- Aim of the exercise -
Find the word "Anschluss" in the records below. List each line containing it.

(Source records)
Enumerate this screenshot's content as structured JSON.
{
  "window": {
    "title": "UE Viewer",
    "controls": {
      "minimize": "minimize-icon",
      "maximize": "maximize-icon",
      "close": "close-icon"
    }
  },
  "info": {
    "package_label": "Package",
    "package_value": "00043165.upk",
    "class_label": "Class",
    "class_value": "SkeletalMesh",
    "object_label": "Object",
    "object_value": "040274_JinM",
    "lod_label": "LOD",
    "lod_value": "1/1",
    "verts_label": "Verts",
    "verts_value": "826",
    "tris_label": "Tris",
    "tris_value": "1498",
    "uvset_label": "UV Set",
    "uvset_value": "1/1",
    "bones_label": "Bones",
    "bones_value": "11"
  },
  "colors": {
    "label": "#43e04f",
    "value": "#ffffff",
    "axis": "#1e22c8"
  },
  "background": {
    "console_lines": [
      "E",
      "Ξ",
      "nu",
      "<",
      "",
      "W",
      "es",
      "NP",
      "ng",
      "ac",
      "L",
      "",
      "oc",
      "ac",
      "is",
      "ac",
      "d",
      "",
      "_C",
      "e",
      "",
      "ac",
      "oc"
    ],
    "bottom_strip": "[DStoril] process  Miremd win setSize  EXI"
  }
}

* * *

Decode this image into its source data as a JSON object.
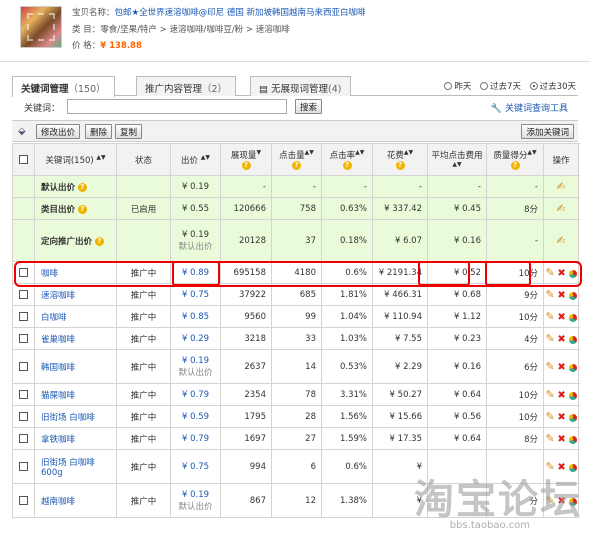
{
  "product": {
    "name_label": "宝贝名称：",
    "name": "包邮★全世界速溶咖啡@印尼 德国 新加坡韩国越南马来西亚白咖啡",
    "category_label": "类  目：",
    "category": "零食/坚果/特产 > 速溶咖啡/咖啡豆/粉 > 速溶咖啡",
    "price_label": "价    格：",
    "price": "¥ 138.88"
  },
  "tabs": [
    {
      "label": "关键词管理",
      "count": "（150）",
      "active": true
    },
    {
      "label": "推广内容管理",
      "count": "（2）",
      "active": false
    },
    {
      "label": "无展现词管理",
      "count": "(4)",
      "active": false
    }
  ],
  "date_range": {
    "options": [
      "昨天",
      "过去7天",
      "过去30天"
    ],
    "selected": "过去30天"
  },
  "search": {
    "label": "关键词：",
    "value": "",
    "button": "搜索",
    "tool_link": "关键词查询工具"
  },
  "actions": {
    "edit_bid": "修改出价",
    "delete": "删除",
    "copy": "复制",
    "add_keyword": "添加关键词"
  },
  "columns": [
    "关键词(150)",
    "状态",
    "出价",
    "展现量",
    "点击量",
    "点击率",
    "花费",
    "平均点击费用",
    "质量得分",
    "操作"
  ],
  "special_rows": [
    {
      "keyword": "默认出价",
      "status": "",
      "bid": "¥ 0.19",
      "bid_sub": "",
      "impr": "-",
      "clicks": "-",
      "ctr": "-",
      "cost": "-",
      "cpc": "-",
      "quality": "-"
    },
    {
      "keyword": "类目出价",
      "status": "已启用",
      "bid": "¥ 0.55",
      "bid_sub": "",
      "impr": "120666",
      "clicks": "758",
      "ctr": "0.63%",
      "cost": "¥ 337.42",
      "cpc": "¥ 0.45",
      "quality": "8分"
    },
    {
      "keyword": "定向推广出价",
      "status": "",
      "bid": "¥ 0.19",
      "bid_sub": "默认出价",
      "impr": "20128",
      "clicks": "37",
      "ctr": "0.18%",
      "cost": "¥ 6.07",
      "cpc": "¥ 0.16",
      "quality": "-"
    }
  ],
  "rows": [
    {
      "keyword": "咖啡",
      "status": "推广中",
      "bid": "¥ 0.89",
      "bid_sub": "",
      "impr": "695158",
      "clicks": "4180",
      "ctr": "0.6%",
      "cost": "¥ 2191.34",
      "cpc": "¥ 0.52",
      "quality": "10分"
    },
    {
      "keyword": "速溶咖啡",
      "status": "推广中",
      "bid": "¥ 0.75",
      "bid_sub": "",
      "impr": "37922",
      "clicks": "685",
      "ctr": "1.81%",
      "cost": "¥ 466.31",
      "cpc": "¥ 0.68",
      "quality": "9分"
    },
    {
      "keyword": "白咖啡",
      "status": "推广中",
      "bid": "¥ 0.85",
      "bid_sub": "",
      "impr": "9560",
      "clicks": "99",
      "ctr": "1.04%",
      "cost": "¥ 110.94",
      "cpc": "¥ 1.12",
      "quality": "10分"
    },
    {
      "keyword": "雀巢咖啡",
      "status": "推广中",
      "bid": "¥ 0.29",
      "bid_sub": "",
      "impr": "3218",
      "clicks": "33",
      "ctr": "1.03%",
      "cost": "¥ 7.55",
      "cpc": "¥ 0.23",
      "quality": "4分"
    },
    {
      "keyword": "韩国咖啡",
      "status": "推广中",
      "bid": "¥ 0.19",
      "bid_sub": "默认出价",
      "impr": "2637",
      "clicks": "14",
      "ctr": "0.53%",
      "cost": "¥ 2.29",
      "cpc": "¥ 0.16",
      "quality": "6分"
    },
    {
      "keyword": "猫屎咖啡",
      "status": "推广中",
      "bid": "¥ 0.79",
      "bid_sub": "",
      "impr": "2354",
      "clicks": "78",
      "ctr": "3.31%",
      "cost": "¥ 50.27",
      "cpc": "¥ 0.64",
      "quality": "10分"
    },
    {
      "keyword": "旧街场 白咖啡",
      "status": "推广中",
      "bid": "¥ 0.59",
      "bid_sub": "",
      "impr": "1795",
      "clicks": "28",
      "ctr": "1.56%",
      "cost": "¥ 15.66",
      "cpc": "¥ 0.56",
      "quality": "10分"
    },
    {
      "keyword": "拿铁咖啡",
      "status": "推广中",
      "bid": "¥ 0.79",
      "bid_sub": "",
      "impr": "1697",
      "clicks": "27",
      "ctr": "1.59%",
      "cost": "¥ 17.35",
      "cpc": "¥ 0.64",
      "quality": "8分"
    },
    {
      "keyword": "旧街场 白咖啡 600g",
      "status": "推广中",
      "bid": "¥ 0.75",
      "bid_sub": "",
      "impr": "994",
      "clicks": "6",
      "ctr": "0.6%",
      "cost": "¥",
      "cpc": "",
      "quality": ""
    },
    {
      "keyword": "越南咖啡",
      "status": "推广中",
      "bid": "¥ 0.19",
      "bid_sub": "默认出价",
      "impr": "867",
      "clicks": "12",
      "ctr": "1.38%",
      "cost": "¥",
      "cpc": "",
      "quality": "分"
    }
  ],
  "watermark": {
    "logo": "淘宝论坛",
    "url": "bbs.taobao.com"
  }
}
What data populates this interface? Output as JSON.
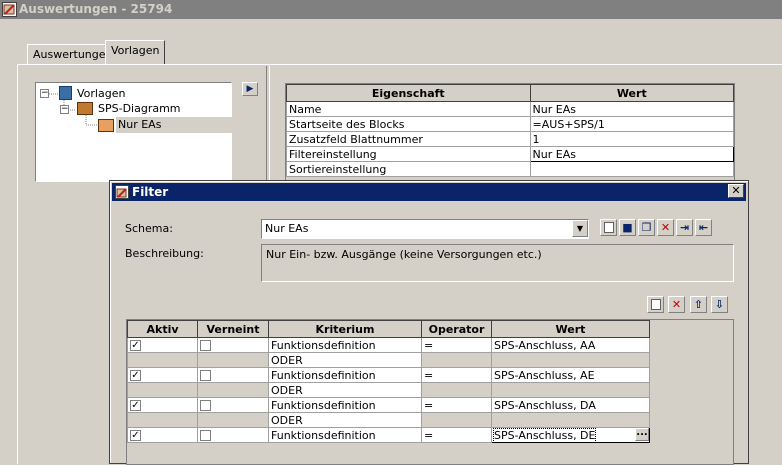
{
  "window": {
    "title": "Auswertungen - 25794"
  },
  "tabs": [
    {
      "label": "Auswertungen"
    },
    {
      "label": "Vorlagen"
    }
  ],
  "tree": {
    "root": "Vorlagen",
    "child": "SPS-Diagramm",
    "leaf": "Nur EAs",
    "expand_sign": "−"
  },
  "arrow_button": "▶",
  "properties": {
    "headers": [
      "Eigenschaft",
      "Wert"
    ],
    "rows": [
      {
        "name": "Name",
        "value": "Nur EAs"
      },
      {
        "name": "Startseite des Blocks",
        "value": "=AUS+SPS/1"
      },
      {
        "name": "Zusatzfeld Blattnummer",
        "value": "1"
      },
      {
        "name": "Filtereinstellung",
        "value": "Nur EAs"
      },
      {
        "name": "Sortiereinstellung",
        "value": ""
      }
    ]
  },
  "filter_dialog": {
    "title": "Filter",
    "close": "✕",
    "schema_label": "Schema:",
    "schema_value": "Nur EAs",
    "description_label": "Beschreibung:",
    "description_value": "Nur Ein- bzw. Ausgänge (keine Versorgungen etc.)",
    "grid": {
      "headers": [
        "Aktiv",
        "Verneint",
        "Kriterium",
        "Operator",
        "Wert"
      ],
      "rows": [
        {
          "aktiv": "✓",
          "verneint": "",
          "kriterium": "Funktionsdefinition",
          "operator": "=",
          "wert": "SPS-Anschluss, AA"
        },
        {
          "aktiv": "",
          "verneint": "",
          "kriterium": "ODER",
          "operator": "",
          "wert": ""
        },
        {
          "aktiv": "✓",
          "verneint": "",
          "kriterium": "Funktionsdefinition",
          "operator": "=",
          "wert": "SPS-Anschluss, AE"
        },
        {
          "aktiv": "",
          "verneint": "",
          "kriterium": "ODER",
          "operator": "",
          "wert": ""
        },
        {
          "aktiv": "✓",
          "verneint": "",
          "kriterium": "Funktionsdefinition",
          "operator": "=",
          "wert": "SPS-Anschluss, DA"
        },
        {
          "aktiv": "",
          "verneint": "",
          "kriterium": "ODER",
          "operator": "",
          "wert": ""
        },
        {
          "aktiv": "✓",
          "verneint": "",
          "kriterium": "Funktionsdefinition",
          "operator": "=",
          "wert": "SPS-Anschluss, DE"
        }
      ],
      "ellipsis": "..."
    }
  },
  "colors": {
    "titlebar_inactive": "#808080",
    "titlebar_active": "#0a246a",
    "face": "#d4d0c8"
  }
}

...

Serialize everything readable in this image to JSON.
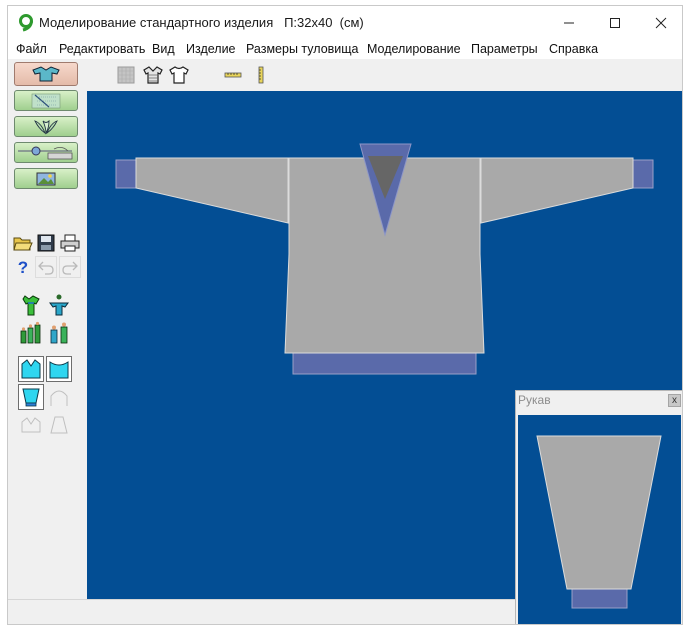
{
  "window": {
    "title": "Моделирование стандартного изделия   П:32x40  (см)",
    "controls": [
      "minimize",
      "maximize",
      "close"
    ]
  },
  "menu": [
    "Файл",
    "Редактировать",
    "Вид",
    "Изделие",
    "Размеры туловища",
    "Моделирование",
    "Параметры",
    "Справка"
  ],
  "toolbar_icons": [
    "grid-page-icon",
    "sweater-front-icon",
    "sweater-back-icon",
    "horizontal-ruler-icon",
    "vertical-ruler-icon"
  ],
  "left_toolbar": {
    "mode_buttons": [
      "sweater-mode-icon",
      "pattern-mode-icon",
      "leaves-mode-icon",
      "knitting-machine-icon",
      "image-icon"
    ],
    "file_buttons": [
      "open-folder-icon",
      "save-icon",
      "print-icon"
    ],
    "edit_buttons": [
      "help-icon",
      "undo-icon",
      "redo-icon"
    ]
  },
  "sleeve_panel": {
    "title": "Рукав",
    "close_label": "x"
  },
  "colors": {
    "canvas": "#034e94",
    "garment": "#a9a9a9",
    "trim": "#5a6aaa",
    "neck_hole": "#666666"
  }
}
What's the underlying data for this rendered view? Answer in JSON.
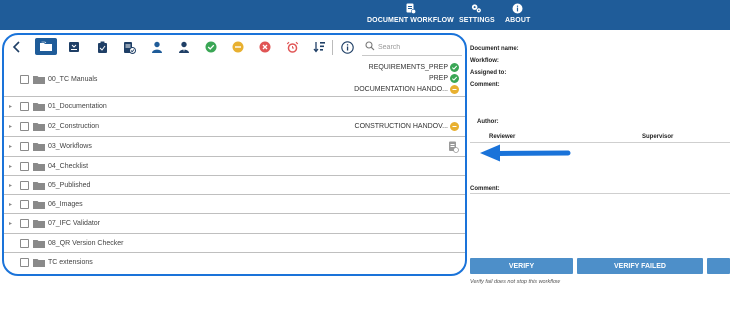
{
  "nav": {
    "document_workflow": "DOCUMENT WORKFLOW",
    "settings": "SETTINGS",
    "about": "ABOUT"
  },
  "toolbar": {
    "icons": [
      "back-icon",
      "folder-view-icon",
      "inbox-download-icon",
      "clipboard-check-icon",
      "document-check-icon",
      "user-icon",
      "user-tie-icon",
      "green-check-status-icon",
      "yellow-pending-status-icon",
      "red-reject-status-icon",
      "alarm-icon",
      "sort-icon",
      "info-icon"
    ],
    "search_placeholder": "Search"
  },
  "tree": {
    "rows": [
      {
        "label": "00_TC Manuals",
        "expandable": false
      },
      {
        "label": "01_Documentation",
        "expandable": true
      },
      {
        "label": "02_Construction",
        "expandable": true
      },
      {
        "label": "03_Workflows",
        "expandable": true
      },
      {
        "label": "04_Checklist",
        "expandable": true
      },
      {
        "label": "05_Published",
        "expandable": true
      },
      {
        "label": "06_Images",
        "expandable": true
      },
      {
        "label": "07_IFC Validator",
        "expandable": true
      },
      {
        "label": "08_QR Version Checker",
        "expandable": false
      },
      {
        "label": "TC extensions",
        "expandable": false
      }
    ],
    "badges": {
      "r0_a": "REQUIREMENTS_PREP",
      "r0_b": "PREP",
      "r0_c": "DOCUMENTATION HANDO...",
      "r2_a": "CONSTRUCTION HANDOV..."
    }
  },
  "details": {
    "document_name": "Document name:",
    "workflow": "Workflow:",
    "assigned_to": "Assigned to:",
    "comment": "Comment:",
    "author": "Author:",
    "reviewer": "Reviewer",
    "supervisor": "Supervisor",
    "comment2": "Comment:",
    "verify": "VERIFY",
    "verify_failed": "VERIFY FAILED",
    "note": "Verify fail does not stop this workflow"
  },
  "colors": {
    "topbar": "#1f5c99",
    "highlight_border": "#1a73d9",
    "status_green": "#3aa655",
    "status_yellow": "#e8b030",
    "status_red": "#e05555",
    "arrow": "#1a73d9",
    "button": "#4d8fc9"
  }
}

- Answer in full -
          "wert": "SPS-Anschluss, AA"
          "wert": "SPS-Anschluss, AE"
          "wert": "SPS-Anschluss, DA"
          "wert": "SPS-Anschluss, DE"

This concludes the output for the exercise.